◆ **Tarea 1**
¿Concuerdan con el texto sobre Alice estas afirmaciones? (a) La casa junto al mar es propiedad de Alice y John. (b) Al buscar el baño, Alice baja las escaleras. (c) La primera puerta que abre Alice da a una habitación. Responda sí o no a cada una y cite literalmente las palabras del texto que lo deciden.
◆ **Tarea 2**
Prolongue el texto sobre Alice con un párrafo que siga a su última oración.
== Texto de estudio ==
Se promueve, en estos primeros tramos, una espera inquietante, basada en no saber el momento en que esos indicios de la enfermedad van a comenzar a desplegarse. Escenas en la que se muestra a Alice sola, desconcertada y dubitativa, temerosa ante algo inminente. Si a esto le sumamos el uso de la musicalización para determinadas escenas, el clima que se logra es ominoso.

Uno de los puntos más álgidos en este sentido tal vez sea el momento en que Alice se dispone a ir a correr por la playa con John, su marido, en una casa que están alquilando en unas vacaciones sobre el mar. Justo antes de salir siente necesidad de ir al baño. Con rebosante alegría ante el inminente paseo en común por la playa, Alice entra en la casa y se dirige al baño. Ella se detiene y se muestra confundida. La escena es desconcertante y con tintes tétricos. El espectador sospecha lo que va a pasar, Alice pareciera que también. La música acompaña un clima de desconcierto, de incertidumbre. Alice duda si subir o bajar las escaleras, baja. Luego abre una puerta, es un guardarropas. Duda. Abre otra puerta, es una pieza. Luego entra a una habitación. Se consterna. La música acompaña el clima de desconcierto. La escena termina con John acercándose porque ella se demora demasiado, y cuando la ve, observa el pantalón de jogging que lleva puesto mojado. “No pude encontrar el baño”, y llorando expresa: “No sé donde estoy”.
===
== Extractos de datos ==
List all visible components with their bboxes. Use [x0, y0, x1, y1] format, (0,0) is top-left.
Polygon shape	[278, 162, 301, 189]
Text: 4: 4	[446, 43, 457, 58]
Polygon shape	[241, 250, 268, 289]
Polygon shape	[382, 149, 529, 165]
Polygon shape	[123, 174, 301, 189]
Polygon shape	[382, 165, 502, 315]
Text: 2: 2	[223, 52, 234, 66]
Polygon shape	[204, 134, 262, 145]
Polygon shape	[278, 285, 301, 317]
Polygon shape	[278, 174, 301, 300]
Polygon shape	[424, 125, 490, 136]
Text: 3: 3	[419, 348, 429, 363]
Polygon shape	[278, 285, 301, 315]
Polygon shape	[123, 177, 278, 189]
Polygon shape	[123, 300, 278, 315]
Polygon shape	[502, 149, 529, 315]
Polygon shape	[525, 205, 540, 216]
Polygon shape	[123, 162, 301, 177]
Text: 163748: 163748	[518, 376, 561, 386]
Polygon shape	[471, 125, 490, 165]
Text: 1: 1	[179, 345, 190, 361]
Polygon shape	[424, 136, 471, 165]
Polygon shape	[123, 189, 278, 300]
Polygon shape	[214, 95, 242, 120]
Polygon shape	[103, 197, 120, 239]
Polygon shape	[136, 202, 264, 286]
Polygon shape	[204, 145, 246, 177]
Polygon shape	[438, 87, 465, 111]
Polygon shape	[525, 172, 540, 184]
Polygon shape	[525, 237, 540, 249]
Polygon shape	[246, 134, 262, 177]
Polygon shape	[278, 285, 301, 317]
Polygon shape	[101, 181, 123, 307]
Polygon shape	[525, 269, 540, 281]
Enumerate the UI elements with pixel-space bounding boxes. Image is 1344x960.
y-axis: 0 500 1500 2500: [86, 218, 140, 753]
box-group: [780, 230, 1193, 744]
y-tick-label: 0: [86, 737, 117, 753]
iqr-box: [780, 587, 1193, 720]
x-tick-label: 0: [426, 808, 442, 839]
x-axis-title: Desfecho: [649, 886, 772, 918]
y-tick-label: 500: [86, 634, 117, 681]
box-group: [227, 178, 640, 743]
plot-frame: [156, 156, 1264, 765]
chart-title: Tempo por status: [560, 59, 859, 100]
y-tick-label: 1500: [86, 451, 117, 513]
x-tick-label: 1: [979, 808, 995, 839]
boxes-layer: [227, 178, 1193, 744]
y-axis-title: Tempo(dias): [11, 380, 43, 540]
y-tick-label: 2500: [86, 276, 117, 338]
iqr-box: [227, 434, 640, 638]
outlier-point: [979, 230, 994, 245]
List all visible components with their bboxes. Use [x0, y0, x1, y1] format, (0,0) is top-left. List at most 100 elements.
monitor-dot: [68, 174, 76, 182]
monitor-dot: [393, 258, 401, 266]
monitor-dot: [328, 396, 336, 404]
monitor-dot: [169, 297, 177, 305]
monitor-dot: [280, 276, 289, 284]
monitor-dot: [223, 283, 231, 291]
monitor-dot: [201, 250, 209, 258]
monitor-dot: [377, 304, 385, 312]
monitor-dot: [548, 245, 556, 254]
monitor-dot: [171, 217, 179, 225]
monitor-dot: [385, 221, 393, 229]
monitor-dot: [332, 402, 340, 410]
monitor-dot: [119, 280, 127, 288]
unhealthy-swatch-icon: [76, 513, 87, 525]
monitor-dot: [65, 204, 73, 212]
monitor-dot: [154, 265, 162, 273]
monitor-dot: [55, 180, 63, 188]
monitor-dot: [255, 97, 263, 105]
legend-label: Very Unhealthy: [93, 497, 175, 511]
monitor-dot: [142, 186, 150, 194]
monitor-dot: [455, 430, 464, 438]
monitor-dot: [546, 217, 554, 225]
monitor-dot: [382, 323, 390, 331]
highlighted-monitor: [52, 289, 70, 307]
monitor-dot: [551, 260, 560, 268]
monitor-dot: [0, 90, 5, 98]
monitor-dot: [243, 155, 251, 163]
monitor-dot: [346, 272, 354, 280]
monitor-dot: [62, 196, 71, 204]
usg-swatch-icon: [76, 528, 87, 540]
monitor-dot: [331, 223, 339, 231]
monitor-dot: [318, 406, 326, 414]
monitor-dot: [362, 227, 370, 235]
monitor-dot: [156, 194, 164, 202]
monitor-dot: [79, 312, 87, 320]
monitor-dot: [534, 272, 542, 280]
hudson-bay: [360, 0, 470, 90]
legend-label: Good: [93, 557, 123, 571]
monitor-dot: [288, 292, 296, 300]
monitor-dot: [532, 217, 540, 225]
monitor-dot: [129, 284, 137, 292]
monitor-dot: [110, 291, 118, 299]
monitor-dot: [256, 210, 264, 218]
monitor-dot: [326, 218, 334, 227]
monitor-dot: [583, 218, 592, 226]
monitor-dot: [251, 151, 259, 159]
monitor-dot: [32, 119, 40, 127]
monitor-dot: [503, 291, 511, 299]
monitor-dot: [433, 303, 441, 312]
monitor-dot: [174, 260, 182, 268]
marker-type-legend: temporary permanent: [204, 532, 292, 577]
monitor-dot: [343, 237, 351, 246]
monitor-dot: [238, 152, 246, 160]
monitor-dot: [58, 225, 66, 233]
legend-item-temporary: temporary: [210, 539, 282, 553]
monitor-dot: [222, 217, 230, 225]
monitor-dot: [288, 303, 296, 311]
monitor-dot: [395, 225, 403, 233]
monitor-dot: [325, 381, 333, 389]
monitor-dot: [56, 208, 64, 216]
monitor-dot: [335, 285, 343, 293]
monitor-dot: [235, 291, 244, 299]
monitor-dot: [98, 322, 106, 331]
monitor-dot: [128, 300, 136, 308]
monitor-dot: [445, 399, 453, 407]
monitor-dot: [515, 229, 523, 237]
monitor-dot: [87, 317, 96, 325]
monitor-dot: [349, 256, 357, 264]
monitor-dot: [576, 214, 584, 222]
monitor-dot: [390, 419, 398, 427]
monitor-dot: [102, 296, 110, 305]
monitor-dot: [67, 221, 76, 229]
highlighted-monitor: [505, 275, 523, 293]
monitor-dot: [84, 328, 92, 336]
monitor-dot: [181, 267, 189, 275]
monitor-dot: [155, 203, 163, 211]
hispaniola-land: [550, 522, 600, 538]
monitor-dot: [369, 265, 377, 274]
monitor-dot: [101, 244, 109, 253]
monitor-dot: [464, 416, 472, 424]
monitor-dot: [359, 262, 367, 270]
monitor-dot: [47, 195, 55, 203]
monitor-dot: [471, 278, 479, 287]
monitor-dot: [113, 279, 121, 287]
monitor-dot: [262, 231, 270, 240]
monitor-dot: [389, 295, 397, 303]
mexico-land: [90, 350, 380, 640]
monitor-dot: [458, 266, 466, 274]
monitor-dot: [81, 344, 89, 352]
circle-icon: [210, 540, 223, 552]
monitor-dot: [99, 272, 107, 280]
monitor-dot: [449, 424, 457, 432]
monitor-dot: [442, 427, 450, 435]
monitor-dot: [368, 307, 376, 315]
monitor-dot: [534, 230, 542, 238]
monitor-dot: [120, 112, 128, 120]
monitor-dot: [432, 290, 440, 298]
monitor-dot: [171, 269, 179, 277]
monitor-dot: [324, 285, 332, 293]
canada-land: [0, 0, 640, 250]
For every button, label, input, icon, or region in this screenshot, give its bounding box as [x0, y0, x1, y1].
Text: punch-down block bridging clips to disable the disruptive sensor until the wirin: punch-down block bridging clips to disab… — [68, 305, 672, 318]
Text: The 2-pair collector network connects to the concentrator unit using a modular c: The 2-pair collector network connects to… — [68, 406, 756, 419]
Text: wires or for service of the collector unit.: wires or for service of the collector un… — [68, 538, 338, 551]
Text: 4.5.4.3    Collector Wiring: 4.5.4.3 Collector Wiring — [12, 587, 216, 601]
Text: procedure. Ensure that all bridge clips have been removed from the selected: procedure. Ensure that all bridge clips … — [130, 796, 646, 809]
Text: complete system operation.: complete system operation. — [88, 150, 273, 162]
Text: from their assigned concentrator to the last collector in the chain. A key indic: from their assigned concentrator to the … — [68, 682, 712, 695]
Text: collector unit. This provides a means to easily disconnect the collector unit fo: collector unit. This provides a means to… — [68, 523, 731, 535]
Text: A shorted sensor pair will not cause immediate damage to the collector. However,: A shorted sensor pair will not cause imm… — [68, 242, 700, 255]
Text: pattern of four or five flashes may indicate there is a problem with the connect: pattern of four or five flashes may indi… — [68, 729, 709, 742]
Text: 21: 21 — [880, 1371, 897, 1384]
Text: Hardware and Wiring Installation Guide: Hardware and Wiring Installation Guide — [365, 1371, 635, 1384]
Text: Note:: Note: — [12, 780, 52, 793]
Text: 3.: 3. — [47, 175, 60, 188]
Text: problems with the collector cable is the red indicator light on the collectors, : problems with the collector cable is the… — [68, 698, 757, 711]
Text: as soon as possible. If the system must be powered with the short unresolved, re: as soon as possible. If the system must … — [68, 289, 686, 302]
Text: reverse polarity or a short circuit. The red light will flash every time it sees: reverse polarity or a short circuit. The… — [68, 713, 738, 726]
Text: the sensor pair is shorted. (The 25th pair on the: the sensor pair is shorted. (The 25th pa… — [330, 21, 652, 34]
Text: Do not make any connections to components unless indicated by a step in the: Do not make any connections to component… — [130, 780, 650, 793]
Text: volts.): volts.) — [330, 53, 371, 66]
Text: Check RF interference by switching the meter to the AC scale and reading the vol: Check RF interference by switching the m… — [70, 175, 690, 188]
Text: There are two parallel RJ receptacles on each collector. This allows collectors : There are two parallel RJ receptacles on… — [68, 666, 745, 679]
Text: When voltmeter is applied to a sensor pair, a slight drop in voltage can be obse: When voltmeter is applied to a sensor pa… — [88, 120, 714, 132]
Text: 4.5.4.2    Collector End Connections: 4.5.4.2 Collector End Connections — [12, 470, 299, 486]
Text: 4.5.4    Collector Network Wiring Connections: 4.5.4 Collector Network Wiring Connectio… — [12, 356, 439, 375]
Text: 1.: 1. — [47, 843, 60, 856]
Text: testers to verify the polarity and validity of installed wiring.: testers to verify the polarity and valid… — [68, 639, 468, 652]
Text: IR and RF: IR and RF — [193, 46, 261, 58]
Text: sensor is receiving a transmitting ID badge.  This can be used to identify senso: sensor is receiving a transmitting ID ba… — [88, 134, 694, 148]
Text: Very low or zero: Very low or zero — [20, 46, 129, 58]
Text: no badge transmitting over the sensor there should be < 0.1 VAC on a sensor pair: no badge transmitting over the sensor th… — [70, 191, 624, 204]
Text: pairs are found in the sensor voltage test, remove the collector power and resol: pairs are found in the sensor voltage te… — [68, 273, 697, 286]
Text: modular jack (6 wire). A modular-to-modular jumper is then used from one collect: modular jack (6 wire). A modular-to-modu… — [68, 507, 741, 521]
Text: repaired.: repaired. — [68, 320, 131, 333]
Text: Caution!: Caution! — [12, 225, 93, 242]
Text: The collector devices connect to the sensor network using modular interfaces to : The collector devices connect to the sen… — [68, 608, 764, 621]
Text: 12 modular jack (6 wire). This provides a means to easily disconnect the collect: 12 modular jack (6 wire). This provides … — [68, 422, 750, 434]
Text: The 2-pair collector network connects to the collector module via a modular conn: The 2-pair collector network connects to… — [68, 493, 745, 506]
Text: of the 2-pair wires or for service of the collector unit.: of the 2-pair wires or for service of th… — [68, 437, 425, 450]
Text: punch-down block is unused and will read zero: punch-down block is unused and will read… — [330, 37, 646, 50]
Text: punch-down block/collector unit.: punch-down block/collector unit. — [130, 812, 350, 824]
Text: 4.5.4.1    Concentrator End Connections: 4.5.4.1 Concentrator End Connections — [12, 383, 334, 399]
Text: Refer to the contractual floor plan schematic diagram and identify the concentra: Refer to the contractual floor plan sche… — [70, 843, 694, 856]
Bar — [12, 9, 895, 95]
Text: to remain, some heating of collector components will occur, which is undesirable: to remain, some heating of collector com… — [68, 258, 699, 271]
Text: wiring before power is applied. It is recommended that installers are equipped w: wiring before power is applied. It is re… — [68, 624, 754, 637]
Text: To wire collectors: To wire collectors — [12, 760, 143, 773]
===
◆ **Respuesta 1**
(a) No: «en una casa que están alquilando».
(b) Sí: «Alice duda si subir o bajar las escaleras, baja».
(c) No: «Luego abre una puerta, es un guardarropas».

◆ **Respuesta 2**
Con un optimismo cándido y fervoroso, Alice renueva día a día su propósito de continuar. Enternece la manera en que se aferra vitalmente a una tarea cuyo destino es la imposibilidad. Su enfermedad empeorará día a día, no hay posibilidades de retorno a un estado anterior. Sin embargo, tras cada bofetada recibida ella se reincorpora con la tenacidad y la ilusión de la primera vez. Trasmitir ese tesón vital teñido de inocencia es tal vez el mayor logro de la actriz, y posiblemente el motivo de la voluminosa identificación y empatía que el personaje genera.

En la medida que el alzheimer le sustrae sus palabras y sus recuerdos, el camino que transita es hacia su propia desaparición. Pero esta desaparición también es padecida por su familia, que va observando como su subjetividad se va extinguiendo, como si se fuera sumergiendo en arenas movedizas, y fuera cada vez más pequeña la porción de Alice que les va quedando.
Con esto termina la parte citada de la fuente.